* _Requirement_: Copy each line of the material below that includes the string "spread".

* _Excerpted data_:
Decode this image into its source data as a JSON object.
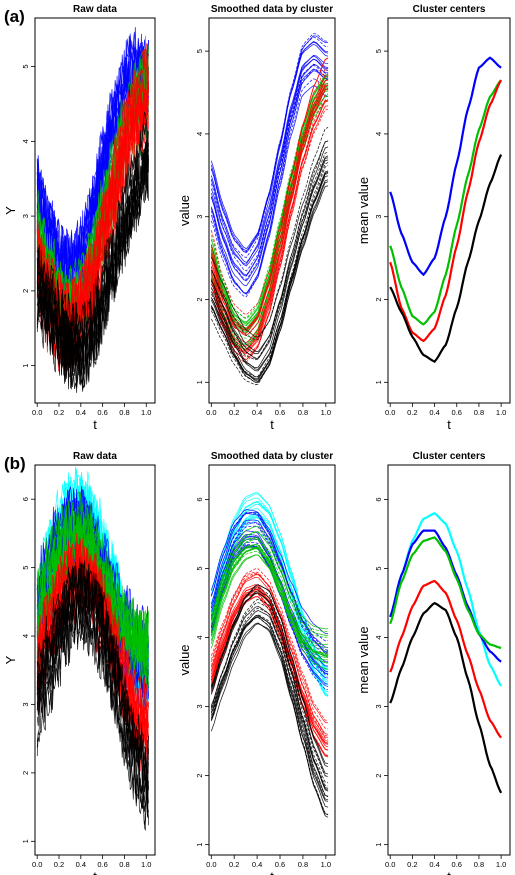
{
  "labels": {
    "a": "(a)",
    "b": "(b)"
  },
  "chart_data": [
    {
      "id": "a1",
      "type": "line",
      "title": "Raw data",
      "xlabel": "t",
      "ylabel": "Y",
      "xlim": [
        -0.02,
        1.08
      ],
      "ylim": [
        0.5,
        5.65
      ],
      "xticks": [
        0.0,
        0.2,
        0.4,
        0.6,
        0.8,
        1.0
      ],
      "yticks": [
        1,
        2,
        3,
        4,
        5
      ],
      "xtick_labels": [
        "0.0",
        "0.2",
        "0.4",
        "0.6",
        "0.8",
        "1.0"
      ],
      "ytick_labels": [
        "1",
        "2",
        "3",
        "4",
        "5"
      ],
      "render": "raw",
      "band": {
        "spread": 0.6,
        "noise": 0.4,
        "curves": 12
      },
      "series": [
        {
          "color": "#0000ff",
          "x": [
            0,
            0.1,
            0.2,
            0.3,
            0.4,
            0.5,
            0.6,
            0.7,
            0.8,
            0.9,
            1.0
          ],
          "y": [
            3.3,
            2.8,
            2.45,
            2.3,
            2.5,
            3.0,
            3.65,
            4.3,
            4.8,
            4.92,
            4.8
          ]
        },
        {
          "color": "#00c000",
          "x": [
            0,
            0.1,
            0.2,
            0.3,
            0.4,
            0.5,
            0.6,
            0.7,
            0.8,
            0.9,
            1.0
          ],
          "y": [
            2.65,
            2.15,
            1.8,
            1.7,
            1.85,
            2.3,
            2.9,
            3.5,
            4.05,
            4.45,
            4.65
          ]
        },
        {
          "color": "#ff0000",
          "x": [
            0,
            0.1,
            0.2,
            0.3,
            0.4,
            0.5,
            0.6,
            0.7,
            0.8,
            0.9,
            1.0
          ],
          "y": [
            2.45,
            1.9,
            1.6,
            1.5,
            1.65,
            2.05,
            2.65,
            3.3,
            3.9,
            4.35,
            4.65
          ]
        },
        {
          "color": "#000000",
          "x": [
            0,
            0.1,
            0.2,
            0.3,
            0.4,
            0.5,
            0.6,
            0.7,
            0.8,
            0.9,
            1.0
          ],
          "y": [
            2.15,
            1.85,
            1.55,
            1.33,
            1.25,
            1.45,
            1.9,
            2.45,
            2.95,
            3.4,
            3.75
          ]
        }
      ]
    },
    {
      "id": "a2",
      "type": "line",
      "title": "Smoothed data by cluster",
      "xlabel": "t",
      "ylabel": "value",
      "xlim": [
        -0.02,
        1.08
      ],
      "ylim": [
        0.75,
        5.4
      ],
      "xticks": [
        0.0,
        0.2,
        0.4,
        0.6,
        0.8,
        1.0
      ],
      "yticks": [
        1,
        2,
        3,
        4,
        5
      ],
      "xtick_labels": [
        "0.0",
        "0.2",
        "0.4",
        "0.6",
        "0.8",
        "1.0"
      ],
      "ytick_labels": [
        "1",
        "2",
        "3",
        "4",
        "5"
      ],
      "render": "smooth",
      "band": {
        "spread": 0.55,
        "noise": 0.05,
        "curves": 18
      },
      "series": [
        {
          "color": "#0000ff",
          "x": [
            0,
            0.1,
            0.2,
            0.3,
            0.4,
            0.5,
            0.6,
            0.7,
            0.8,
            0.9,
            1.0
          ],
          "y": [
            3.3,
            2.8,
            2.45,
            2.3,
            2.5,
            3.0,
            3.65,
            4.3,
            4.8,
            4.92,
            4.8
          ]
        },
        {
          "color": "#00c000",
          "x": [
            0,
            0.1,
            0.2,
            0.3,
            0.4,
            0.5,
            0.6,
            0.7,
            0.8,
            0.9,
            1.0
          ],
          "y": [
            2.65,
            2.15,
            1.8,
            1.7,
            1.85,
            2.3,
            2.9,
            3.5,
            4.05,
            4.45,
            4.65
          ]
        },
        {
          "color": "#ff0000",
          "x": [
            0,
            0.1,
            0.2,
            0.3,
            0.4,
            0.5,
            0.6,
            0.7,
            0.8,
            0.9,
            1.0
          ],
          "y": [
            2.45,
            1.9,
            1.6,
            1.5,
            1.65,
            2.05,
            2.65,
            3.3,
            3.9,
            4.35,
            4.65
          ]
        },
        {
          "color": "#000000",
          "x": [
            0,
            0.1,
            0.2,
            0.3,
            0.4,
            0.5,
            0.6,
            0.7,
            0.8,
            0.9,
            1.0
          ],
          "y": [
            2.15,
            1.85,
            1.55,
            1.33,
            1.25,
            1.45,
            1.9,
            2.45,
            2.95,
            3.4,
            3.75
          ]
        }
      ]
    },
    {
      "id": "a3",
      "type": "line",
      "title": "Cluster centers",
      "xlabel": "t",
      "ylabel": "mean value",
      "xlim": [
        -0.02,
        1.08
      ],
      "ylim": [
        0.75,
        5.4
      ],
      "xticks": [
        0.0,
        0.2,
        0.4,
        0.6,
        0.8,
        1.0
      ],
      "yticks": [
        1,
        2,
        3,
        4,
        5
      ],
      "xtick_labels": [
        "0.0",
        "0.2",
        "0.4",
        "0.6",
        "0.8",
        "1.0"
      ],
      "ytick_labels": [
        "1",
        "2",
        "3",
        "4",
        "5"
      ],
      "render": "center",
      "series": [
        {
          "color": "#0000ff",
          "x": [
            0,
            0.1,
            0.2,
            0.3,
            0.4,
            0.5,
            0.6,
            0.7,
            0.8,
            0.9,
            1.0
          ],
          "y": [
            3.3,
            2.8,
            2.45,
            2.3,
            2.5,
            3.0,
            3.65,
            4.3,
            4.8,
            4.92,
            4.8
          ]
        },
        {
          "color": "#00c000",
          "x": [
            0,
            0.1,
            0.2,
            0.3,
            0.4,
            0.5,
            0.6,
            0.7,
            0.8,
            0.9,
            1.0
          ],
          "y": [
            2.65,
            2.15,
            1.8,
            1.7,
            1.85,
            2.3,
            2.9,
            3.5,
            4.05,
            4.45,
            4.65
          ]
        },
        {
          "color": "#ff0000",
          "x": [
            0,
            0.1,
            0.2,
            0.3,
            0.4,
            0.5,
            0.6,
            0.7,
            0.8,
            0.9,
            1.0
          ],
          "y": [
            2.45,
            1.9,
            1.6,
            1.5,
            1.65,
            2.05,
            2.65,
            3.3,
            3.9,
            4.35,
            4.65
          ]
        },
        {
          "color": "#000000",
          "x": [
            0,
            0.1,
            0.2,
            0.3,
            0.4,
            0.5,
            0.6,
            0.7,
            0.8,
            0.9,
            1.0
          ],
          "y": [
            2.15,
            1.85,
            1.55,
            1.33,
            1.25,
            1.45,
            1.9,
            2.45,
            2.95,
            3.4,
            3.75
          ]
        }
      ]
    },
    {
      "id": "b1",
      "type": "line",
      "title": "Raw data",
      "xlabel": "t",
      "ylabel": "Y",
      "xlim": [
        -0.02,
        1.08
      ],
      "ylim": [
        0.8,
        6.5
      ],
      "xticks": [
        0.0,
        0.2,
        0.4,
        0.6,
        0.8,
        1.0
      ],
      "yticks": [
        1,
        2,
        3,
        4,
        5,
        6
      ],
      "xtick_labels": [
        "0.0",
        "0.2",
        "0.4",
        "0.6",
        "0.8",
        "1.0"
      ],
      "ytick_labels": [
        "1",
        "2",
        "3",
        "4",
        "5",
        "6"
      ],
      "render": "raw",
      "band": {
        "spread": 0.7,
        "noise": 0.4,
        "curves": 12
      },
      "series": [
        {
          "color": "#00ffff",
          "x": [
            0,
            0.1,
            0.2,
            0.3,
            0.4,
            0.5,
            0.6,
            0.7,
            0.8,
            0.9,
            1.0
          ],
          "y": [
            4.3,
            4.9,
            5.4,
            5.72,
            5.8,
            5.65,
            5.25,
            4.7,
            4.1,
            3.6,
            3.3
          ]
        },
        {
          "color": "#0000ff",
          "x": [
            0,
            0.1,
            0.2,
            0.3,
            0.4,
            0.5,
            0.6,
            0.7,
            0.8,
            0.9,
            1.0
          ],
          "y": [
            4.3,
            4.9,
            5.35,
            5.55,
            5.55,
            5.3,
            4.9,
            4.45,
            4.05,
            3.8,
            3.65
          ]
        },
        {
          "color": "#00c000",
          "x": [
            0,
            0.1,
            0.2,
            0.3,
            0.4,
            0.5,
            0.6,
            0.7,
            0.8,
            0.9,
            1.0
          ],
          "y": [
            4.2,
            4.8,
            5.2,
            5.4,
            5.45,
            5.25,
            4.85,
            4.4,
            4.05,
            3.9,
            3.85
          ]
        },
        {
          "color": "#ff0000",
          "x": [
            0,
            0.1,
            0.2,
            0.3,
            0.4,
            0.5,
            0.6,
            0.7,
            0.8,
            0.9,
            1.0
          ],
          "y": [
            3.5,
            4.0,
            4.45,
            4.75,
            4.82,
            4.65,
            4.25,
            3.75,
            3.25,
            2.8,
            2.55
          ]
        },
        {
          "color": "#000000",
          "x": [
            0,
            0.1,
            0.2,
            0.3,
            0.4,
            0.5,
            0.6,
            0.7,
            0.8,
            0.9,
            1.0
          ],
          "y": [
            3.05,
            3.55,
            4.0,
            4.35,
            4.5,
            4.4,
            4.0,
            3.4,
            2.75,
            2.15,
            1.75
          ]
        }
      ]
    },
    {
      "id": "b2",
      "type": "line",
      "title": "Smoothed data by cluster",
      "xlabel": "t",
      "ylabel": "value",
      "xlim": [
        -0.02,
        1.08
      ],
      "ylim": [
        0.85,
        6.5
      ],
      "xticks": [
        0.0,
        0.2,
        0.4,
        0.6,
        0.8,
        1.0
      ],
      "yticks": [
        1,
        2,
        3,
        4,
        5,
        6
      ],
      "xtick_labels": [
        "0.0",
        "0.2",
        "0.4",
        "0.6",
        "0.8",
        "1.0"
      ],
      "ytick_labels": [
        "1",
        "2",
        "3",
        "4",
        "5",
        "6"
      ],
      "render": "smooth",
      "band": {
        "spread": 0.6,
        "noise": 0.05,
        "curves": 18
      },
      "series": [
        {
          "color": "#00ffff",
          "x": [
            0,
            0.1,
            0.2,
            0.3,
            0.4,
            0.5,
            0.6,
            0.7,
            0.8,
            0.9,
            1.0
          ],
          "y": [
            4.3,
            4.9,
            5.4,
            5.72,
            5.8,
            5.65,
            5.25,
            4.7,
            4.1,
            3.6,
            3.3
          ]
        },
        {
          "color": "#0000ff",
          "x": [
            0,
            0.1,
            0.2,
            0.3,
            0.4,
            0.5,
            0.6,
            0.7,
            0.8,
            0.9,
            1.0
          ],
          "y": [
            4.3,
            4.9,
            5.35,
            5.55,
            5.55,
            5.3,
            4.9,
            4.45,
            4.05,
            3.8,
            3.65
          ]
        },
        {
          "color": "#00c000",
          "x": [
            0,
            0.1,
            0.2,
            0.3,
            0.4,
            0.5,
            0.6,
            0.7,
            0.8,
            0.9,
            1.0
          ],
          "y": [
            4.2,
            4.8,
            5.2,
            5.4,
            5.45,
            5.25,
            4.85,
            4.4,
            4.05,
            3.9,
            3.85
          ]
        },
        {
          "color": "#ff0000",
          "x": [
            0,
            0.1,
            0.2,
            0.3,
            0.4,
            0.5,
            0.6,
            0.7,
            0.8,
            0.9,
            1.0
          ],
          "y": [
            3.5,
            4.0,
            4.45,
            4.75,
            4.82,
            4.65,
            4.25,
            3.75,
            3.25,
            2.8,
            2.55
          ]
        },
        {
          "color": "#000000",
          "x": [
            0,
            0.1,
            0.2,
            0.3,
            0.4,
            0.5,
            0.6,
            0.7,
            0.8,
            0.9,
            1.0
          ],
          "y": [
            3.05,
            3.55,
            4.0,
            4.35,
            4.5,
            4.4,
            4.0,
            3.4,
            2.75,
            2.15,
            1.75
          ]
        }
      ]
    },
    {
      "id": "b3",
      "type": "line",
      "title": "Cluster centers",
      "xlabel": "t",
      "ylabel": "mean value",
      "xlim": [
        -0.02,
        1.08
      ],
      "ylim": [
        0.85,
        6.5
      ],
      "xticks": [
        0.0,
        0.2,
        0.4,
        0.6,
        0.8,
        1.0
      ],
      "yticks": [
        1,
        2,
        3,
        4,
        5,
        6
      ],
      "xtick_labels": [
        "0.0",
        "0.2",
        "0.4",
        "0.6",
        "0.8",
        "1.0"
      ],
      "ytick_labels": [
        "1",
        "2",
        "3",
        "4",
        "5",
        "6"
      ],
      "render": "center",
      "series": [
        {
          "color": "#00ffff",
          "x": [
            0,
            0.1,
            0.2,
            0.3,
            0.4,
            0.5,
            0.6,
            0.7,
            0.8,
            0.9,
            1.0
          ],
          "y": [
            4.3,
            4.9,
            5.4,
            5.72,
            5.8,
            5.65,
            5.25,
            4.7,
            4.1,
            3.6,
            3.3
          ]
        },
        {
          "color": "#0000ff",
          "x": [
            0,
            0.1,
            0.2,
            0.3,
            0.4,
            0.5,
            0.6,
            0.7,
            0.8,
            0.9,
            1.0
          ],
          "y": [
            4.3,
            4.9,
            5.35,
            5.55,
            5.55,
            5.3,
            4.9,
            4.45,
            4.05,
            3.8,
            3.65
          ]
        },
        {
          "color": "#00c000",
          "x": [
            0,
            0.1,
            0.2,
            0.3,
            0.4,
            0.5,
            0.6,
            0.7,
            0.8,
            0.9,
            1.0
          ],
          "y": [
            4.2,
            4.8,
            5.2,
            5.4,
            5.45,
            5.25,
            4.85,
            4.4,
            4.05,
            3.9,
            3.85
          ]
        },
        {
          "color": "#ff0000",
          "x": [
            0,
            0.1,
            0.2,
            0.3,
            0.4,
            0.5,
            0.6,
            0.7,
            0.8,
            0.9,
            1.0
          ],
          "y": [
            3.5,
            4.0,
            4.45,
            4.75,
            4.82,
            4.65,
            4.25,
            3.75,
            3.25,
            2.8,
            2.55
          ]
        },
        {
          "color": "#000000",
          "x": [
            0,
            0.1,
            0.2,
            0.3,
            0.4,
            0.5,
            0.6,
            0.7,
            0.8,
            0.9,
            1.0
          ],
          "y": [
            3.05,
            3.55,
            4.0,
            4.35,
            4.5,
            4.4,
            4.0,
            3.4,
            2.75,
            2.15,
            1.75
          ]
        }
      ]
    }
  ]
}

* _Solution_:
        "spread": 0.6,
        "spread": 0.55,
        "spread": 0.7,
        "spread": 0.6,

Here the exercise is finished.